# WHAT YOU SHOULD DO:
Search the data below for the word "Please" and copy each line that holds it.

▽

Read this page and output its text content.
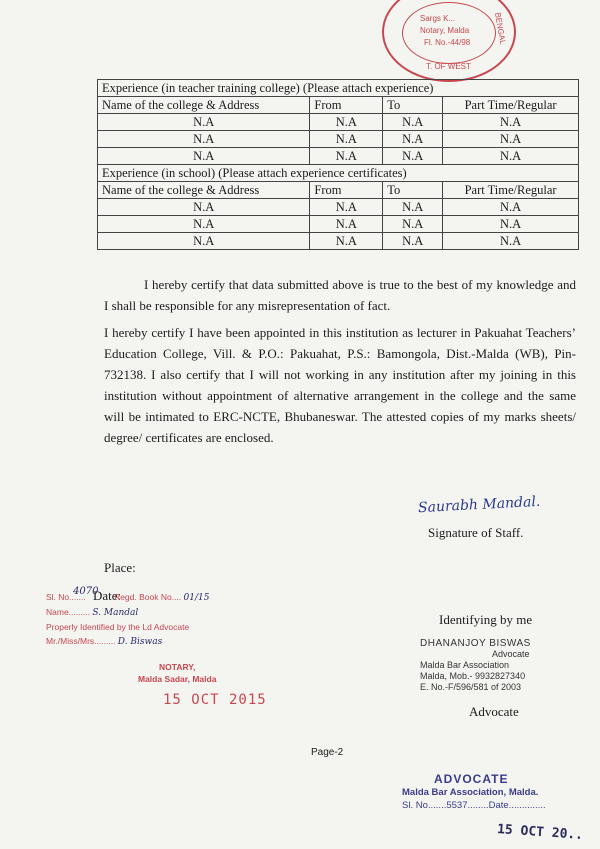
Sargs K...
Notary, Malda
Fl. No.-44/98
T. OF WEST
BENGAL
Experience (in teacher training college) (Please attach experience)			
Name of the college & Address	From	To	Part Time/Regular
N.A	N.A	N.A	N.A
N.A	N.A	N.A	N.A
N.A	N.A	N.A	N.A
Experience (in school) (Please attach experience certificates)			
Name of the college & Address	From	To	Part Time/Regular
N.A	N.A	N.A	N.A
N.A	N.A	N.A	N.A
N.A	N.A	N.A	N.A

I hereby certify that data submitted above is true to the best of my knowledge and I shall be responsible for any misrepresentation of fact.

I hereby certify I have been appointed in this institution as lecturer in Pakuahat Teachers’ Education College, Vill. & P.O.: Pakuahat, P.S.: Bamongola, Dist.-Malda (WB), Pin-732138. I also certify that I will not working in any institution after my joining in this institution without appointment of alternative arrangement in the college and the same will be intimated to ERC-NCTE, Bhubaneswar. The attested copies of my marks sheets/ degree/ certificates are enclosed.

Saurabh Mandal.
Signature of Staff.
Place:
4070
Date:
Sl. No.......	Regd. Book No.... 01/15
Name......... S. Mandal
Properly Identified by the Ld Advocate
Mr./Miss/Mrs......... D. Biswas
NOTARY,
Malda Sadar, Malda
15 OCT 2015
Identifying by me
DHANANJOY BISWAS
Advocate
Malda Bar Association
Malda, Mob.- 9932827340
E. No.-F/596/581 of 2003
Advocate
Page-2
ADVOCATE
Malda Bar Association, Malda.
Sl. No.......5537........Date..............
15 OCT 20..
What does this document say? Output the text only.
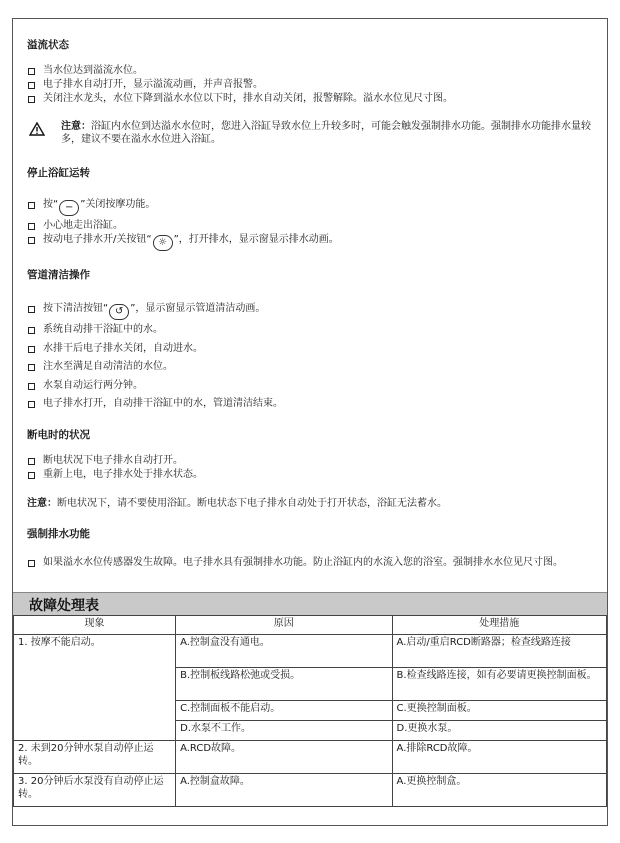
溢流状态
当水位达到溢流水位。
电子排水自动打开，显示溢流动画，并声音报警。
关闭注水龙头，水位下降到溢水水位以下时，排水自动关闭，报警解除。溢水水位见尺寸图。
注意：浴缸内水位到达溢水水位时，您进入浴缸导致水位上升较多时，可能会触发强制排水功能。强制排水功能排水量较多，建议不要在溢水水位进入浴缸。
停止浴缸运转
按“ − ”关闭按摩功能。
小心地走出浴缸。
按动电子排水开/关按钮“ ☼ ”，打开排水，显示窗显示排水动画。
管道清洁操作
按下清洁按钮“ ↺ ”，显示窗显示管道清洁动画。
系统自动排干浴缸中的水。
水排干后电子排水关闭，自动进水。
注水至满足自动清洁的水位。
水泵自动运行两分钟。
电子排水打开，自动排干浴缸中的水，管道清洁结束。
断电时的状况
断电状况下电子排水自动打开。
重新上电，电子排水处于排水状态。
注意：断电状况下，请不要使用浴缸。断电状态下电子排水自动处于打开状态，浴缸无法蓄水。
强制排水功能
如果溢水水位传感器发生故障。电子排水具有强制排水功能。防止浴缸内的水流入您的浴室。强制排水水位见尺寸图。
故障处理表
现象	原因	处理措施
1. 按摩不能启动。	A.控制盒没有通电。	A.启动/重启RCD断路器；检查线路连接
	B.控制板线路松弛或受损。	B.检查线路连接，如有必要请更换控制面板。
	C.控制面板不能启动。	C.更换控制面板。
	D.水泵不工作。	D.更换水泵。
2. 未到20分钟水泵自动停止运转。	A.RCD故障。	A.排除RCD故障。
3. 20分钟后水泵没有自动停止运转。	A.控制盒故障。	A.更换控制盒。
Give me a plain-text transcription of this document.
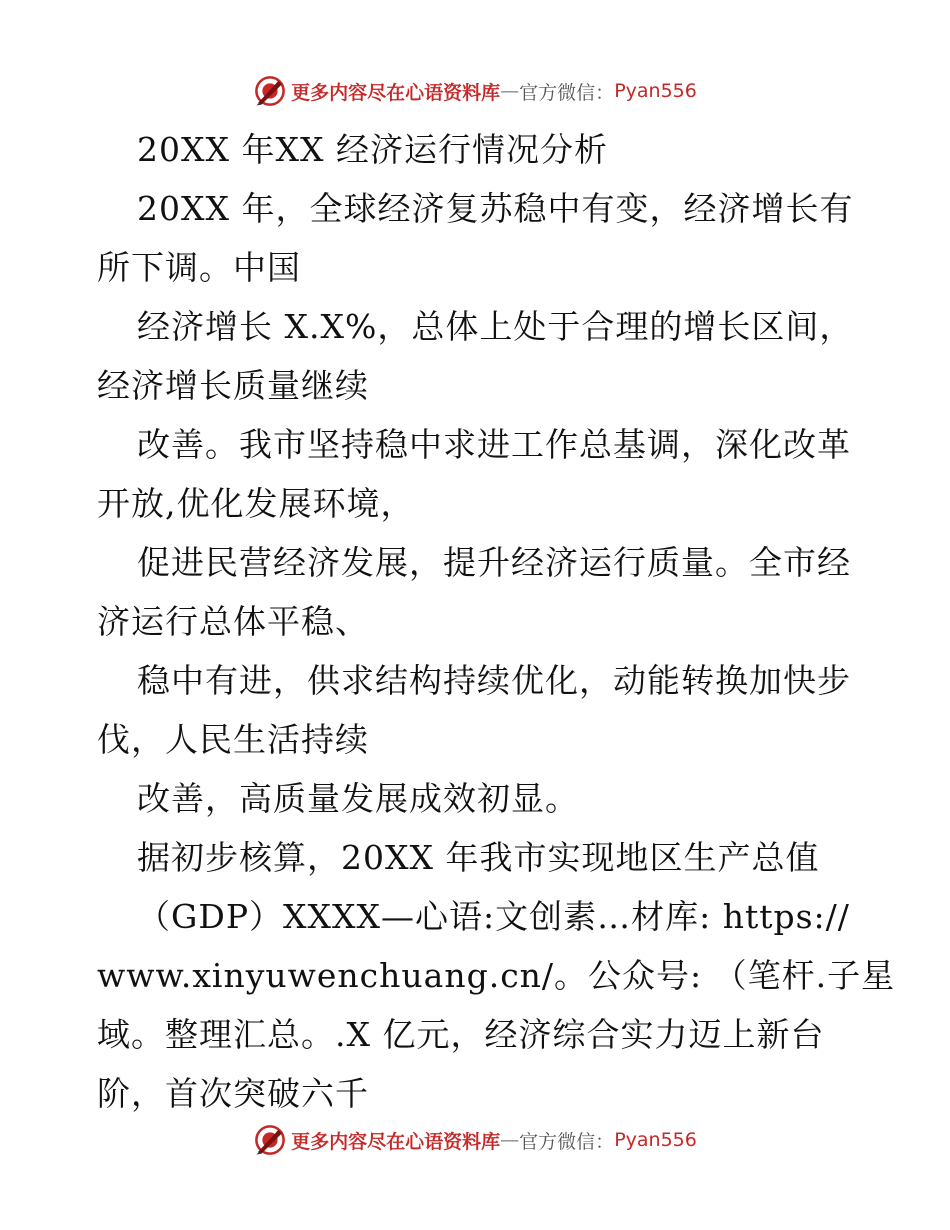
更多内容尽在心语资料库 — 官方微信： Pyan556
20XX 年XX 经济运行情况分析
20XX 年，全球经济复苏稳中有变，经济增长有
所下调。中国
经济增长 X.X%，总体上处于合理的增长区间，
经济增长质量继续
改善。我市坚持稳中求进工作总基调，深化改革
开放,优化发展环境，
促进民营经济发展，提升经济运行质量。全市经
济运行总体平稳、
稳中有进，供求结构持续优化，动能转换加快步
伐，人民生活持续
改善，高质量发展成效初显。
据初步核算，20XX 年我市实现地区生产总值
（GDP）XXXX—心语:文创素…材库: https://
www.xinyuwenchuang.cn/。公众号: （笔杆.子星
域。整理汇总。.X 亿元，经济综合实力迈上新台
阶，首次突破六千
更多内容尽在心语资料库 — 官方微信： Pyan556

△

# RESPONSE TO THIS TASK:
Experience (in teacher training college) (Please attach experience)			
Experience (in school) (Please attach experience certificates)			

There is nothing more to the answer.